New Monorail Crash Details

prberk

Well-Known Member
I'm still interested to hear from the Pink Driver as to why he didn't notice he was on the wrong track as soon as he passed the switch.

According to google earth, from the EPCOT Spur switch to the TTC is approximately 1,250' (1/4 of a mile) on the mainline. A Monorail is about 200' long.

So as his cab passed the switch, the rear of the monorail was about still 1,000' from the TTC. At 15mph it's roughly a 45 second trip to the TTC after he cleared the switch.

I'm interested to learn why he didn't notice the spur was still on his left side and not the mainline on the right primarily as soon he crossed the switch and then during the 45 second trip to the TTC. Was it too dark? Was a cab light on (which could practically kill any view outside of the window)? Was he doing something else in the cab?

These pics that I took with a zoom lens that day from the Contemporary should help...

http://forums.wdwmagic.com/attachment.php?attachmentid=26141&d=1246981394

http://forums.wdwmagic.com/attachment.php?attachmentid=26142&d=1246981411

Paul
 

BadTigger

Active Member
I think this is my favorite part of the story and really shows the biggest issue I had when I was a CP

But workers with kill packs are typically walking the station platform and are trained to be on the lookout for passenger-related situations, such as someone dropping something onto the track, rather than monitoring trains.

### [BRIEF 1]
In the forum thread, approximately what distance along the mainline separates the EPCOT Spur switch from the TTC?
### [BRIEF 2]
Write out the passage of the forum thread from "Well-Known Member" up to and including "in the cab?".

(Box annotation data)
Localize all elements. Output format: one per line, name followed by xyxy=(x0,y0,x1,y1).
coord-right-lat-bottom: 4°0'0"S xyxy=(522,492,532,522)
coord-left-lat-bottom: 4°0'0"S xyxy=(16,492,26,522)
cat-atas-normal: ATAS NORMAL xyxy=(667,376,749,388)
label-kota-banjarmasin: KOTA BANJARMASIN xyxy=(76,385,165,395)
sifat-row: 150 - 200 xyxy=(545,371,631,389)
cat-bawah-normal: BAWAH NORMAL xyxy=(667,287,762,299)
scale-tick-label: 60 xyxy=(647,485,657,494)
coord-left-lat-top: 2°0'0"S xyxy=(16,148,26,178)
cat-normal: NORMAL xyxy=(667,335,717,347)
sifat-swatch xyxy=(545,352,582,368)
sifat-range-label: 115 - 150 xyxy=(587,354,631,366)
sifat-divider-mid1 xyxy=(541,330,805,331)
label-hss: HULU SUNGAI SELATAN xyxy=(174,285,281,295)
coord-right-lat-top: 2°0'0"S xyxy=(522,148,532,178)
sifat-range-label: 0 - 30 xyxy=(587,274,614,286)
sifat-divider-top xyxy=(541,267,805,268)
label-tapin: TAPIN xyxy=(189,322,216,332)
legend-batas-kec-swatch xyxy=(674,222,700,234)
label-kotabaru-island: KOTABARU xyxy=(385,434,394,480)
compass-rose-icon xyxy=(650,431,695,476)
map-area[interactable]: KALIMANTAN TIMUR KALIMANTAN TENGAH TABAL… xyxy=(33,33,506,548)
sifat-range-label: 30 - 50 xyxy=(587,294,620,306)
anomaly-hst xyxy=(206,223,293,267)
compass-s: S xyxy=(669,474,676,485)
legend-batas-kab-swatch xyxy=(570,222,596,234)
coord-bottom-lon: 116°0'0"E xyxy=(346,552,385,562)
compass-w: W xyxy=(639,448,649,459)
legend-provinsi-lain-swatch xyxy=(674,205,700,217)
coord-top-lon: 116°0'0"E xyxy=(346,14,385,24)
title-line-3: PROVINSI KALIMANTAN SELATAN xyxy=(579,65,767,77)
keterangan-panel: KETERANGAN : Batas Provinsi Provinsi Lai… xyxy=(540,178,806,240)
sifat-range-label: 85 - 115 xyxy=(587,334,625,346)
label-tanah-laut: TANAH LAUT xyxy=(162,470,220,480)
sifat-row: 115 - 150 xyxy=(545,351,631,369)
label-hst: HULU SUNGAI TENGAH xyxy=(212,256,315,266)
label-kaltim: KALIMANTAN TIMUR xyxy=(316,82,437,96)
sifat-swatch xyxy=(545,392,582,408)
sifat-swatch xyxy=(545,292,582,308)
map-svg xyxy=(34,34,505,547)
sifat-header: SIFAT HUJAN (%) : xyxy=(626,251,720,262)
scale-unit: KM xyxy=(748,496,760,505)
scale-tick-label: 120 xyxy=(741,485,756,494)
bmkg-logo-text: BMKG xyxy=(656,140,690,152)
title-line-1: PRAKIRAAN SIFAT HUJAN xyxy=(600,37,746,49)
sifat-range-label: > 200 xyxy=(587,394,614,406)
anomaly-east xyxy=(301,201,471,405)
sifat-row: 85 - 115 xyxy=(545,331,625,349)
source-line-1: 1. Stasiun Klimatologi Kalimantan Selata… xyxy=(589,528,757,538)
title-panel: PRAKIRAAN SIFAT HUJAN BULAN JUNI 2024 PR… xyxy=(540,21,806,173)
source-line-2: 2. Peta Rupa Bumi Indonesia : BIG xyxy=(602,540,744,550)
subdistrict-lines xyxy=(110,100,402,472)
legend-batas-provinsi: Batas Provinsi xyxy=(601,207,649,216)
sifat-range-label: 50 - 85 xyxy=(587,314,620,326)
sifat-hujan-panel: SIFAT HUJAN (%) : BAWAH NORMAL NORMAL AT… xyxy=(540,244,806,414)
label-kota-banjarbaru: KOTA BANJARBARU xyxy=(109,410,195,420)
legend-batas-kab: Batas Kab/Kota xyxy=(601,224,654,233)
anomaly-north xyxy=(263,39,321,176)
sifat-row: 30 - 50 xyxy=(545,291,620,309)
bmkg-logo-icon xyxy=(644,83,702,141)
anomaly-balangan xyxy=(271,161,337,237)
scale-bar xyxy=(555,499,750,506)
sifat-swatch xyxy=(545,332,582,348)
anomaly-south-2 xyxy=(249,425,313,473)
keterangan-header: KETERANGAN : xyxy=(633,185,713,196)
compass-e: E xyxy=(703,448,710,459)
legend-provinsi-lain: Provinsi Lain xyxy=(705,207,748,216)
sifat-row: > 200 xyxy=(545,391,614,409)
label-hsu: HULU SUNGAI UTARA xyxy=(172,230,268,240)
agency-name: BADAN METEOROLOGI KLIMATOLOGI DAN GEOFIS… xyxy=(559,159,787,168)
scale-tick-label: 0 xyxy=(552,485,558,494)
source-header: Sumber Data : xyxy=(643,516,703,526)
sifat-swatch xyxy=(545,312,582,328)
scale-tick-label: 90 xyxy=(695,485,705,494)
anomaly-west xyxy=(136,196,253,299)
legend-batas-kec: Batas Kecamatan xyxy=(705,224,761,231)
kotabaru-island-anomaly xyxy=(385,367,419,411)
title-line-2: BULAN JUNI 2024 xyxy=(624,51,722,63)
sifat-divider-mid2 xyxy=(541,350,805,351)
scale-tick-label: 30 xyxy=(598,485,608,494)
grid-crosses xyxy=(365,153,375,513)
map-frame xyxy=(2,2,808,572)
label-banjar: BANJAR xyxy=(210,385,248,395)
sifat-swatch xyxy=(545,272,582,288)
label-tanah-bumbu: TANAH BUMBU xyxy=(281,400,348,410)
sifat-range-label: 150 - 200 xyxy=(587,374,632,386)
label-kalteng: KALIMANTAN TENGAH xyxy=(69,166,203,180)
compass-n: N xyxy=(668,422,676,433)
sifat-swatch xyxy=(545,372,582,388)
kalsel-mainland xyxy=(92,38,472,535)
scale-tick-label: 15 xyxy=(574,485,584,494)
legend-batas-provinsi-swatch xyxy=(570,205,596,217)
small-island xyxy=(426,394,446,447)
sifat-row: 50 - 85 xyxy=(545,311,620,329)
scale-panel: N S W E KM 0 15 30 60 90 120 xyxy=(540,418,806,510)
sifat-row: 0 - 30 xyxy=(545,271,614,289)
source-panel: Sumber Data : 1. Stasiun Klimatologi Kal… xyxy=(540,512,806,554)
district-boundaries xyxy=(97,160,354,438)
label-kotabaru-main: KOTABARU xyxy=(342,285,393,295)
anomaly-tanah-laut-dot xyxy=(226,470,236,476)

### [WRITTEN SOLUTION 1]
About 1,250 feet, or a quarter of a mile.

### [WRITTEN SOLUTION 2]
Well-Known Member
I'm still interested to hear from the Pink Driver as to why he didn't notice he was on the wrong track as soon as he passed the switch.

According to google earth, from the EPCOT Spur switch to the TTC is approximately 1,250' (1/4 of a mile) on the mainline. A Monorail is about 200' long.

So as his cab passed the switch, the rear of the monorail was about still 1,000' from the TTC. At 15mph it's roughly a 45 second trip to the TTC after he cleared the switch.

I'm interested to learn why he didn't notice the spur was still on his left side and not the mainline on the right primarily as soon he crossed the switch and then during the 45 second trip to the TTC. Was it too dark? Was a cab light on (which could practically kill any view outside of the window)? Was he doing something else in the cab?